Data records
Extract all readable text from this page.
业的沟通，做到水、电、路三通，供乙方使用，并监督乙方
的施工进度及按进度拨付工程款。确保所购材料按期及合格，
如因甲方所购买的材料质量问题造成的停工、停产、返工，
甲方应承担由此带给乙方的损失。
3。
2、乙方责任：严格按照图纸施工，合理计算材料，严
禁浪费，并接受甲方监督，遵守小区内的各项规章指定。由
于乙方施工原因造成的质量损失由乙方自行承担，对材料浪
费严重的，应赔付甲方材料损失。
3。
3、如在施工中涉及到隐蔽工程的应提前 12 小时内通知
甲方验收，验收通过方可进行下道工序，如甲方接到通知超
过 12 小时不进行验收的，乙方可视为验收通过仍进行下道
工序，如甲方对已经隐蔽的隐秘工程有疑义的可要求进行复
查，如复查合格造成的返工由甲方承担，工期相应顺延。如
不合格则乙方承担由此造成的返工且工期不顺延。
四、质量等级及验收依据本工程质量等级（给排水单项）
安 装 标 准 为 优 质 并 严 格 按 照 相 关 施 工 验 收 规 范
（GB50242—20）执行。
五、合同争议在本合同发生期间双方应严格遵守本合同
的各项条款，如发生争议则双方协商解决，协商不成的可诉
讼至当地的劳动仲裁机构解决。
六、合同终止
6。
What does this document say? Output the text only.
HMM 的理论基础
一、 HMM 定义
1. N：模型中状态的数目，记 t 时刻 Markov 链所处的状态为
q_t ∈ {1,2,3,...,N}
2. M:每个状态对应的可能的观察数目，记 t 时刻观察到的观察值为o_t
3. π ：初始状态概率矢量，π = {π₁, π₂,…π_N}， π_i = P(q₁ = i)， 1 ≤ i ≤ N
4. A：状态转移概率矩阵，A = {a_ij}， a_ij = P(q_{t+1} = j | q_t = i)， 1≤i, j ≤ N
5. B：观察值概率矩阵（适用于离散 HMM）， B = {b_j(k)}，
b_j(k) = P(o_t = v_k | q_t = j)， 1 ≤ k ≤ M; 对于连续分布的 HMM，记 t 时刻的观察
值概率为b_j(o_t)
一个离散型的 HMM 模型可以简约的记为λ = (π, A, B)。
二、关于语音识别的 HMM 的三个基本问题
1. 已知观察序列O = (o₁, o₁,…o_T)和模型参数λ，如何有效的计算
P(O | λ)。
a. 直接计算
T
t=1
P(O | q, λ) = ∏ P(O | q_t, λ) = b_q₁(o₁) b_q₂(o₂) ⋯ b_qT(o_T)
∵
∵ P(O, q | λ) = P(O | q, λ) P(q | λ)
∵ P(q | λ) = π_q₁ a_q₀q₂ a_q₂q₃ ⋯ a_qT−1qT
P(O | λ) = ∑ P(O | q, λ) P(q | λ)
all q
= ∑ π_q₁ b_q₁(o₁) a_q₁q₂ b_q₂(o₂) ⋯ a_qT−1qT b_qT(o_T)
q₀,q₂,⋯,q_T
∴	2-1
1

▶ [Task brief]:
Transcribe the material exactly as it reads.

▶ [Result below]:
Extract all readable text from this page.
业的沟通，做到水、电、路三通，供乙方使用，并监督乙方
的施工进度及按进度拨付工程款。确保所购材料按期及合格，
如因甲方所购买的材料质量问题造成的停工、停产、返工，
甲方应承担由此带给乙方的损失。
3。
2、乙方责任：严格按照图纸施工，合理计算材料，严
禁浪费，并接受甲方监督，遵守小区内的各项规章指定。由
于乙方施工原因造成的质量损失由乙方自行承担，对材料浪
费严重的，应赔付甲方材料损失。
3。
3、如在施工中涉及到隐蔽工程的应提前 12 小时内通知
甲方验收，验收通过方可进行下道工序，如甲方接到通知超
过 12 小时不进行验收的，乙方可视为验收通过仍进行下道
工序，如甲方对已经隐蔽的隐秘工程有疑义的可要求进行复
查，如复查合格造成的返工由甲方承担，工期相应顺延。如
不合格则乙方承担由此造成的返工且工期不顺延。
四、质量等级及验收依据本工程质量等级（给排水单项）
安 装 标 准 为 优 质 并 严 格 按 照 相 关 施 工 验 收 规 范
（GB50242—20）执行。
五、合同争议在本合同发生期间双方应严格遵守本合同
的各项条款，如发生争议则双方协商解决，协商不成的可诉
讼至当地的劳动仲裁机构解决。
六、合同终止
6。
What does this document say? Output the text only.
HMM 的理论基础
一、 HMM 定义
1. N：模型中状态的数目，记 t 时刻 Markov 链所处的状态为
q_t ∈ {1,2,3,...,N}
2. M:每个状态对应的可能的观察数目，记 t 时刻观察到的观察值为o_t
3. π ：初始状态概率矢量，π = {π₁, π₂,…π_N}， π_i = P(q₁ = i)， 1 ≤ i ≤ N
4. A：状态转移概率矩阵，A = {a_ij}， a_ij = P(q_{t+1} = j | q_t = i)， 1≤i, j ≤ N
5. B：观察值概率矩阵（适用于离散 HMM）， B = {b_j(k)}，
b_j(k) = P(o_t = v_k | q_t = j)， 1 ≤ k ≤ M; 对于连续分布的 HMM，记 t 时刻的观察
值概率为b_j(o_t)
一个离散型的 HMM 模型可以简约的记为λ = (π, A, B)。
二、关于语音识别的 HMM 的三个基本问题
1. 已知观察序列O = (o₁, o₁,…o_T)和模型参数λ，如何有效的计算
P(O | λ)。
a. 直接计算
T
t=1
P(O | q, λ) = ∏ P(O | q_t, λ) = b_q₁(o₁) b_q₂(o₂) ⋯ b_qT(o_T)
∵
∵ P(O, q | λ) = P(O | q, λ) P(q | λ)
∵ P(q | λ) = π_q₁ a_q₀q₂ a_q₂q₃ ⋯ a_qT−1qT
P(O | λ) = ∑ P(O | q, λ) P(q | λ)
all q
= ∑ π_q₁ b_q₁(o₁) a_q₁q₂ b_q₂(o₂) ⋯ a_qT−1qT b_qT(o_T)
q₀,q₂,⋯,q_T
∴	2-1
1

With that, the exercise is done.